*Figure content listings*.

▬▬▬▬▬▬▬▬▬▬

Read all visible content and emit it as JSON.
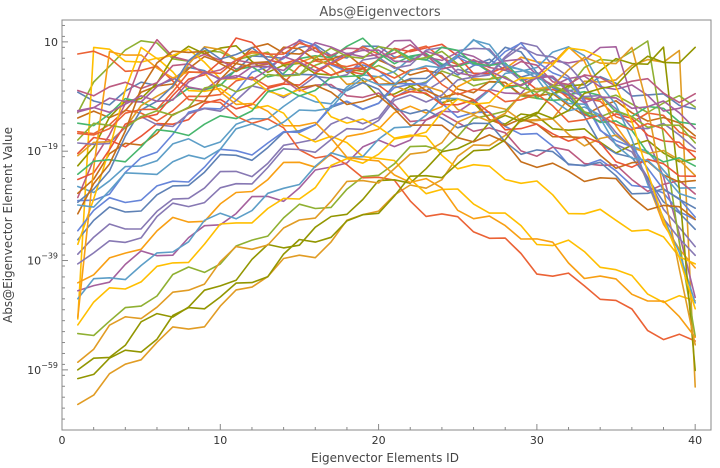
{
  "chart_data": {
    "type": "line",
    "title": "Abs@Eigenvectors",
    "xlabel": "Eigenvector Elements ID",
    "ylabel": "Abs@Eigenvector Element Value",
    "xlim": [
      0,
      41
    ],
    "ylim": [
      -70,
      5
    ],
    "y_scale": "log10",
    "x_ticks": [
      {
        "value": 0,
        "label": "0"
      },
      {
        "value": 10,
        "label": "10"
      },
      {
        "value": 20,
        "label": "20"
      },
      {
        "value": 30,
        "label": "30"
      },
      {
        "value": 40,
        "label": "40"
      }
    ],
    "y_ticks": [
      {
        "value": 1,
        "base": "10",
        "exp": ""
      },
      {
        "value": -19,
        "base": "10",
        "exp": "−19"
      },
      {
        "value": -39,
        "base": "10",
        "exp": "−39"
      },
      {
        "value": -59,
        "base": "10",
        "exp": "−59"
      }
    ],
    "x_values": [
      1,
      2,
      3,
      4,
      5,
      6,
      7,
      8,
      9,
      10,
      11,
      12,
      13,
      14,
      15,
      16,
      17,
      18,
      19,
      20,
      21,
      22,
      23,
      24,
      25,
      26,
      27,
      28,
      29,
      30,
      31,
      32,
      33,
      34,
      35,
      36,
      37,
      38,
      39,
      40
    ],
    "series_count": 40,
    "peak_positions": [
      17,
      39,
      4,
      21,
      30,
      12,
      26,
      2,
      35,
      8,
      23,
      15,
      32,
      6,
      19,
      28,
      10,
      37,
      1,
      25,
      14,
      33,
      5,
      22,
      38,
      11,
      29,
      3,
      17,
      24,
      9,
      36,
      20,
      13,
      31,
      7,
      27,
      34,
      18,
      40
    ],
    "floor_values": [
      -10.0,
      -64.0,
      -11.2,
      -16.0,
      -37.0,
      -14.5,
      -26.0,
      -48.0,
      -45.0,
      -21.0,
      -19.5,
      -30.0,
      -42.0,
      -27.0,
      -14.0,
      -34.0,
      -21.5,
      -53.0,
      -55.0,
      -18.0,
      -25.5,
      -46.0,
      -38.0,
      -11.0,
      -59.0,
      -24.0,
      -32.0,
      -51.0,
      -8.5,
      -22.5,
      -29.0,
      -56.0,
      -16.8,
      -17.5,
      -39.0,
      -31.0,
      -28.5,
      -49.0,
      -13.0,
      -61.0
    ],
    "colors": [
      "#5E81B5",
      "#E19C24",
      "#8FB032",
      "#EB6235",
      "#8778B3",
      "#C56E1A",
      "#5D9EC7",
      "#FFBF00",
      "#A5609D",
      "#929600",
      "#E95536",
      "#6685D9",
      "#F89F13",
      "#BC5B80",
      "#47B66D"
    ]
  }
}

▬▬▬▬▬▬▬▬▬▬

*Aim*. Omit the pictures. Transcribe every record exactly.

*Reply*.
Read all visible content and emit it as JSON.
{
  "chart_data": {
    "type": "line",
    "title": "Abs@Eigenvectors",
    "xlabel": "Eigenvector Elements ID",
    "ylabel": "Abs@Eigenvector Element Value",
    "xlim": [
      0,
      41
    ],
    "ylim": [
      -70,
      5
    ],
    "y_scale": "log10",
    "x_ticks": [
      {
        "value": 0,
        "label": "0"
      },
      {
        "value": 10,
        "label": "10"
      },
      {
        "value": 20,
        "label": "20"
      },
      {
        "value": 30,
        "label": "30"
      },
      {
        "value": 40,
        "label": "40"
      }
    ],
    "y_ticks": [
      {
        "value": 1,
        "base": "10",
        "exp": ""
      },
      {
        "value": -19,
        "base": "10",
        "exp": "−19"
      },
      {
        "value": -39,
        "base": "10",
        "exp": "−39"
      },
      {
        "value": -59,
        "base": "10",
        "exp": "−59"
      }
    ],
    "x_values": [
      1,
      2,
      3,
      4,
      5,
      6,
      7,
      8,
      9,
      10,
      11,
      12,
      13,
      14,
      15,
      16,
      17,
      18,
      19,
      20,
      21,
      22,
      23,
      24,
      25,
      26,
      27,
      28,
      29,
      30,
      31,
      32,
      33,
      34,
      35,
      36,
      37,
      38,
      39,
      40
    ],
    "series_count": 40,
    "peak_positions": [
      17,
      39,
      4,
      21,
      30,
      12,
      26,
      2,
      35,
      8,
      23,
      15,
      32,
      6,
      19,
      28,
      10,
      37,
      1,
      25,
      14,
      33,
      5,
      22,
      38,
      11,
      29,
      3,
      17,
      24,
      9,
      36,
      20,
      13,
      31,
      7,
      27,
      34,
      18,
      40
    ],
    "floor_values": [
      -10.0,
      -64.0,
      -11.2,
      -16.0,
      -37.0,
      -14.5,
      -26.0,
      -48.0,
      -45.0,
      -21.0,
      -19.5,
      -30.0,
      -42.0,
      -27.0,
      -14.0,
      -34.0,
      -21.5,
      -53.0,
      -55.0,
      -18.0,
      -25.5,
      -46.0,
      -38.0,
      -11.0,
      -59.0,
      -24.0,
      -32.0,
      -51.0,
      -8.5,
      -22.5,
      -29.0,
      -56.0,
      -16.8,
      -17.5,
      -39.0,
      -31.0,
      -28.5,
      -49.0,
      -13.0,
      -61.0
    ],
    "colors": [
      "#5E81B5",
      "#E19C24",
      "#8FB032",
      "#EB6235",
      "#8778B3",
      "#C56E1A",
      "#5D9EC7",
      "#FFBF00",
      "#A5609D",
      "#929600",
      "#E95536",
      "#6685D9",
      "#F89F13",
      "#BC5B80",
      "#47B66D"
    ]
  }
}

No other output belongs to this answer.